>> Start Dataset excerpts

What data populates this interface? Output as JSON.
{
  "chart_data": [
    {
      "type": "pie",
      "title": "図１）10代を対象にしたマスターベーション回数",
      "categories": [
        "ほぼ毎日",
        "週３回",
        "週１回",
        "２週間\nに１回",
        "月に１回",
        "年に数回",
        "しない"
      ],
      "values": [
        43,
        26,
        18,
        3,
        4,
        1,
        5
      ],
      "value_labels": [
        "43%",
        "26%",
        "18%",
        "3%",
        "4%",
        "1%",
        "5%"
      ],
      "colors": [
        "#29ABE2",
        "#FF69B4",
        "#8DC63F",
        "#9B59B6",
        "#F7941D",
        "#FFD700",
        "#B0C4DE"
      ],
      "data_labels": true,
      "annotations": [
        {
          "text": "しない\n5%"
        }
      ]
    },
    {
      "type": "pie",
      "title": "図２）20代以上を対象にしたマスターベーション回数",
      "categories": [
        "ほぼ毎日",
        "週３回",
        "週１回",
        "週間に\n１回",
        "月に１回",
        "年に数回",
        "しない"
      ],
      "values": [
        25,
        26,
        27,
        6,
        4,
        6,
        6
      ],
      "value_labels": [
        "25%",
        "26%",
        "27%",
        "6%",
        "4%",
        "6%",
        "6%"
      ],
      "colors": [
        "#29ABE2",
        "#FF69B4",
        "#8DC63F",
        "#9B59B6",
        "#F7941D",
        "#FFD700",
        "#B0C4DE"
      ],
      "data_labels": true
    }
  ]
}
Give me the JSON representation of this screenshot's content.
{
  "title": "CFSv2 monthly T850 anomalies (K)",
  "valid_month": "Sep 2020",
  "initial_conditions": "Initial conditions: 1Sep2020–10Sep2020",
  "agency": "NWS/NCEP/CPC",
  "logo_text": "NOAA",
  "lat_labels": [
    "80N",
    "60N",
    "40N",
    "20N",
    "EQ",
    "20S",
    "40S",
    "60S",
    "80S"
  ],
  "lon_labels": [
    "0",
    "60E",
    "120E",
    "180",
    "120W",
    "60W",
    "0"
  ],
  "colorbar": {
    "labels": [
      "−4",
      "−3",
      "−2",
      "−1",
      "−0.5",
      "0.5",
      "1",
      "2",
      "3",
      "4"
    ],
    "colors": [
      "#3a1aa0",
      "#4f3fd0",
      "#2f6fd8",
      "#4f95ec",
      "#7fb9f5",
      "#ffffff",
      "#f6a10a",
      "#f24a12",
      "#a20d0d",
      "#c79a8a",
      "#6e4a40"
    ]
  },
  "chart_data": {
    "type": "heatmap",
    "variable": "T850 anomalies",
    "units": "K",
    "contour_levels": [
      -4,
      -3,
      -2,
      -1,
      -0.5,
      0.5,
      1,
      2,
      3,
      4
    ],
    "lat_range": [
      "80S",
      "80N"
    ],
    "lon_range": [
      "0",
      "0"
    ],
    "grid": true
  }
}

>> End Dataset excerpts
>> Start Dataset excerpts

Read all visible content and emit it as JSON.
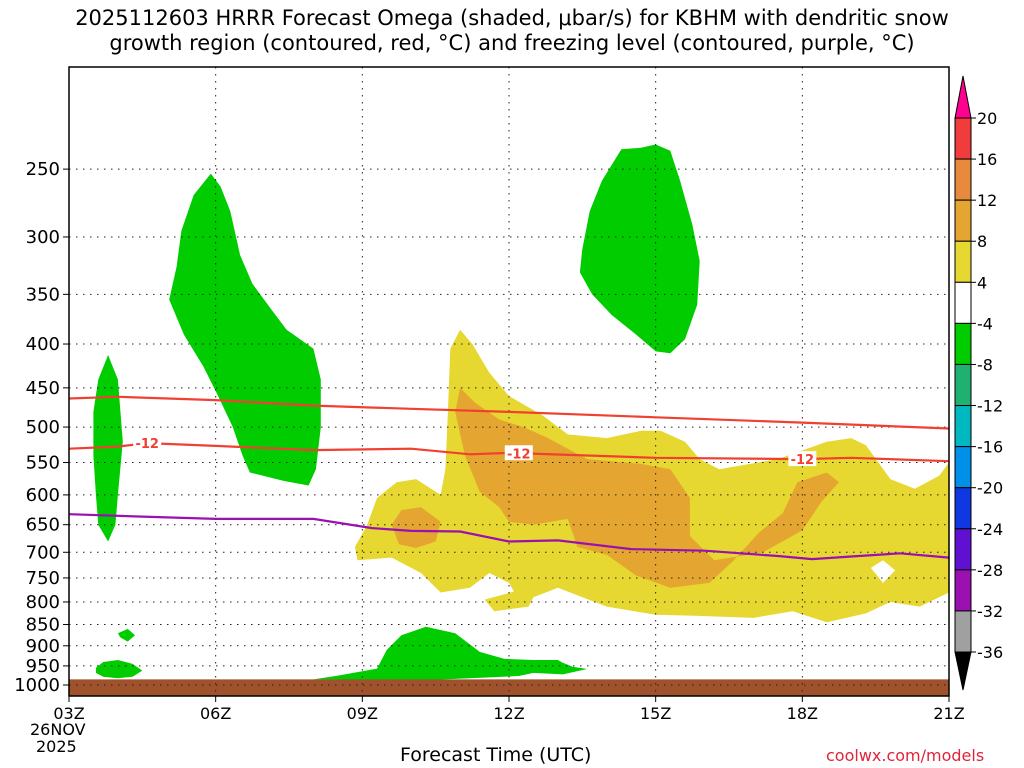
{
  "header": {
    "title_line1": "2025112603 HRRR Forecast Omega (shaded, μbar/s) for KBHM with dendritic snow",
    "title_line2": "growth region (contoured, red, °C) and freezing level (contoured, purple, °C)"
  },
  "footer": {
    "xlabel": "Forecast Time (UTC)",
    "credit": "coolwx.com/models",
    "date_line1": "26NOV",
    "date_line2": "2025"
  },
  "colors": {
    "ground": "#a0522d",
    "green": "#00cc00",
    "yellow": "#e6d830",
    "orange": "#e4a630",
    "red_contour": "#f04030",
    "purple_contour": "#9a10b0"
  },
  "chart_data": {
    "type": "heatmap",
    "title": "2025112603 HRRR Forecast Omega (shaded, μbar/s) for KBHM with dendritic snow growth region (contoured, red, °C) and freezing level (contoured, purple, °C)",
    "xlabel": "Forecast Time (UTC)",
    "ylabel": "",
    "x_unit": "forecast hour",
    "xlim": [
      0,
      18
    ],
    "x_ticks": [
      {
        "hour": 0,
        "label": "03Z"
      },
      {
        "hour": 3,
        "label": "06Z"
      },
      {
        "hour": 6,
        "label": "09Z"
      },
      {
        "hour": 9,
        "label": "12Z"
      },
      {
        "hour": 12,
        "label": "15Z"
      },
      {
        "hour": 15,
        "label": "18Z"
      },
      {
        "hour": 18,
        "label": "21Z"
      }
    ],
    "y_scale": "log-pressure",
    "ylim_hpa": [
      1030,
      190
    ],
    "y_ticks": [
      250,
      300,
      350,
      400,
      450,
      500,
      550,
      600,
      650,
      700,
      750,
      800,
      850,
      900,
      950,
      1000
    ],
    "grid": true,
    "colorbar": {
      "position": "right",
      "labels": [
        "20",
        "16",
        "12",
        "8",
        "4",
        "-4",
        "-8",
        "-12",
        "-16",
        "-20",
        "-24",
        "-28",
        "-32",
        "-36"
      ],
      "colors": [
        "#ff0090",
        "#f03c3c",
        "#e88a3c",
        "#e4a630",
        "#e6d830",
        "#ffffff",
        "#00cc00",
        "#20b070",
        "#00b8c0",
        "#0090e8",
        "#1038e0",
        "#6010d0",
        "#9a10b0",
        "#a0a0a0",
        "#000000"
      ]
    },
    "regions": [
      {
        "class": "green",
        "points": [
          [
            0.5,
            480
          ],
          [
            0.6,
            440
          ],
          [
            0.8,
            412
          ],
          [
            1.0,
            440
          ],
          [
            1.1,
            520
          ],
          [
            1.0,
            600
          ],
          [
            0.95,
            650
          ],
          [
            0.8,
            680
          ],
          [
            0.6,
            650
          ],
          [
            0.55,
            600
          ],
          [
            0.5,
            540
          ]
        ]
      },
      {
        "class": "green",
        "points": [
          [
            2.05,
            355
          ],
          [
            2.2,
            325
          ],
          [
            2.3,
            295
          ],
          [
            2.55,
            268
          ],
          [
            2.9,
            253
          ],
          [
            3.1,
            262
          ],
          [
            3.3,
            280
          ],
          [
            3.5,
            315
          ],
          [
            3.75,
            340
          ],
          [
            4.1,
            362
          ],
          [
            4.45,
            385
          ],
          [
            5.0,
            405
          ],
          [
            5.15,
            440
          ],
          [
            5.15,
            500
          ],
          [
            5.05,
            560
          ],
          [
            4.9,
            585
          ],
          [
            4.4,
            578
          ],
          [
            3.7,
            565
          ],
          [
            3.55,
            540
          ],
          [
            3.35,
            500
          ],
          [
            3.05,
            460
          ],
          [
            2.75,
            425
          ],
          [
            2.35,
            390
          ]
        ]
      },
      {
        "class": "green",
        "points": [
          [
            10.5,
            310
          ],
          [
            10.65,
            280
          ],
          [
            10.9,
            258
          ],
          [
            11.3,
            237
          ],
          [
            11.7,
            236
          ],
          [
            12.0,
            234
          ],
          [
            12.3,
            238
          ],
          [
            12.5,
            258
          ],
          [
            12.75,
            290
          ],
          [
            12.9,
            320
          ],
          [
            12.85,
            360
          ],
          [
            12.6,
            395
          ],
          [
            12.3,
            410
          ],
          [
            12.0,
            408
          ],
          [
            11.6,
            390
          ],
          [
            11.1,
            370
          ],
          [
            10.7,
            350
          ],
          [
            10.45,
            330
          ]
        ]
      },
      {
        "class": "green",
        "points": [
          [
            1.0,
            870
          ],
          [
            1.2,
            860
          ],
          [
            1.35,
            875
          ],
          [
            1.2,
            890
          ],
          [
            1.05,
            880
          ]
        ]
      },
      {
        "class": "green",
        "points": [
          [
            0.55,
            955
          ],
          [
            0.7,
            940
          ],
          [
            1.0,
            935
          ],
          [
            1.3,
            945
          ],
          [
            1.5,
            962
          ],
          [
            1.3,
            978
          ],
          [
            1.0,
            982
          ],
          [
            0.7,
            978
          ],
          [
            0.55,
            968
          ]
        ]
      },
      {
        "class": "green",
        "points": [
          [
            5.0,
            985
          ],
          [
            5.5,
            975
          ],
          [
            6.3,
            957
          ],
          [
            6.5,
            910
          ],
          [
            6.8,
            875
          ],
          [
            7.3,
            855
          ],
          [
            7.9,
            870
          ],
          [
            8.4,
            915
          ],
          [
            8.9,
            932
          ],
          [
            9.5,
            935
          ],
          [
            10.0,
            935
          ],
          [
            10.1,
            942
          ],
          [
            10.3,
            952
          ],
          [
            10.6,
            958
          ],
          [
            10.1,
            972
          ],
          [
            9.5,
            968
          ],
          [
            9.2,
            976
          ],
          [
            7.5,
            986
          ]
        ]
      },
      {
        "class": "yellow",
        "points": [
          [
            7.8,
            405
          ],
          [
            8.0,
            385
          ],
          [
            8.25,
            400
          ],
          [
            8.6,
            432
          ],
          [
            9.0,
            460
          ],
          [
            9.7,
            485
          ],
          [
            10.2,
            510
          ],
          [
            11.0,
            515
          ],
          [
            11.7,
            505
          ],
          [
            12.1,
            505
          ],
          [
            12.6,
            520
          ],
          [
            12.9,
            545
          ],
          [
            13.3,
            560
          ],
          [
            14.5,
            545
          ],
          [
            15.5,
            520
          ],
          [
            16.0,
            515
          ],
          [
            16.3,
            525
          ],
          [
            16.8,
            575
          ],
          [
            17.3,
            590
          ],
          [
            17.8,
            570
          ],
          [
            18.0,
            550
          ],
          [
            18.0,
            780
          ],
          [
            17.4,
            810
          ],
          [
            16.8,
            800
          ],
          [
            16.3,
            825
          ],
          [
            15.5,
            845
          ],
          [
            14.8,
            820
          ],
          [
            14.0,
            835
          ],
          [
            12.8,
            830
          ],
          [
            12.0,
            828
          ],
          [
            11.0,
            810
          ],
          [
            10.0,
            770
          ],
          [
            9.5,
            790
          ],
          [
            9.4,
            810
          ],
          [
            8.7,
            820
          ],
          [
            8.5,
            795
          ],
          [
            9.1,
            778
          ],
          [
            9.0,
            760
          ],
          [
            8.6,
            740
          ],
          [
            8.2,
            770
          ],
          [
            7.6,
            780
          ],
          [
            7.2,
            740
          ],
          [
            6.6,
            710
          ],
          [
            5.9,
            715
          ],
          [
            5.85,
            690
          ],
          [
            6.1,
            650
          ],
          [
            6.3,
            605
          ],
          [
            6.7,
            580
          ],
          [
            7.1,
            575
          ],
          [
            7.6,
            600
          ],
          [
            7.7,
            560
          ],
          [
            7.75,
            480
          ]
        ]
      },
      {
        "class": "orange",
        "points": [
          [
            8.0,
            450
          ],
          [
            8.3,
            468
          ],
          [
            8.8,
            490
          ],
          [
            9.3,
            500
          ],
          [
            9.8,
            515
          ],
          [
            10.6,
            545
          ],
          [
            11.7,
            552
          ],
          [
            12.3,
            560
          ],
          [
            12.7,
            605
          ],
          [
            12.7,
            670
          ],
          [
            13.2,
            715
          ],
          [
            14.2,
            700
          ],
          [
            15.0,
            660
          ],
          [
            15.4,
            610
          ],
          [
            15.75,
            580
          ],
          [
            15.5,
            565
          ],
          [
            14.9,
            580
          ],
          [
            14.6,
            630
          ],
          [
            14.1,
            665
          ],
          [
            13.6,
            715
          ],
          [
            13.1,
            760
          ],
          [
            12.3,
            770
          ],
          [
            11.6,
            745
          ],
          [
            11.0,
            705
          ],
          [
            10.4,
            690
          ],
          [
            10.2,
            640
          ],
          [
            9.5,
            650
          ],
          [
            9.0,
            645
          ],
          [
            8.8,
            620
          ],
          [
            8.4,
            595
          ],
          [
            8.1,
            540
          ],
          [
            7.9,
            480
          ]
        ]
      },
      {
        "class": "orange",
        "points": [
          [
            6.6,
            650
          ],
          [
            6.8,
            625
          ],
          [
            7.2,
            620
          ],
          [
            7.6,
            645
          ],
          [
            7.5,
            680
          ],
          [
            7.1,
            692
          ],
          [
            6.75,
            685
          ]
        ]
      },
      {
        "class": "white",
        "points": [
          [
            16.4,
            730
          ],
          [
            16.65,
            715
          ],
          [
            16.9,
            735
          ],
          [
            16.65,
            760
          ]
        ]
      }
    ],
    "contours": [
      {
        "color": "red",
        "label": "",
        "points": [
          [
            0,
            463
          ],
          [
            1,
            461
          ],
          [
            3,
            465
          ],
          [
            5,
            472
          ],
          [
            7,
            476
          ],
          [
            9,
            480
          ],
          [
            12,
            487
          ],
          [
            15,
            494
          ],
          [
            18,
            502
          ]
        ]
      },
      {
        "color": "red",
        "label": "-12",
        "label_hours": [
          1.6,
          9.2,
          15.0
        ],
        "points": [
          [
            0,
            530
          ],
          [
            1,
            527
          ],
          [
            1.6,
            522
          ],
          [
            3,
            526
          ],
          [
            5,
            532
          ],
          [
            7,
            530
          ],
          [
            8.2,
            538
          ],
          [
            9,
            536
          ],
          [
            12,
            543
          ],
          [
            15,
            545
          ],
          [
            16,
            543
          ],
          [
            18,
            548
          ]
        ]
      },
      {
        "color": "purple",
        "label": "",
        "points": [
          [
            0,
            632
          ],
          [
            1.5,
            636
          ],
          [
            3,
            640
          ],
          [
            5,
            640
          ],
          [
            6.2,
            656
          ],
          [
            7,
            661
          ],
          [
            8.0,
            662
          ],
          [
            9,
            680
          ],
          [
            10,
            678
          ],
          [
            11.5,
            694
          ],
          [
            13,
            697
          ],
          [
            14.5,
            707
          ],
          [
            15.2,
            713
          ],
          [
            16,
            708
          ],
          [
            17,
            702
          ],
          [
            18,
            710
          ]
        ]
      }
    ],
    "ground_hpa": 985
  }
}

>> End Dataset excerpts

◆ **Requirement**:
Using the listing above, list every line in which the string "JSON" occurs.

◆ **Expected output**:
What data populates this interface? Output as JSON.
Give me the JSON representation of this screenshot's content.
Read all visible content and emit it as JSON.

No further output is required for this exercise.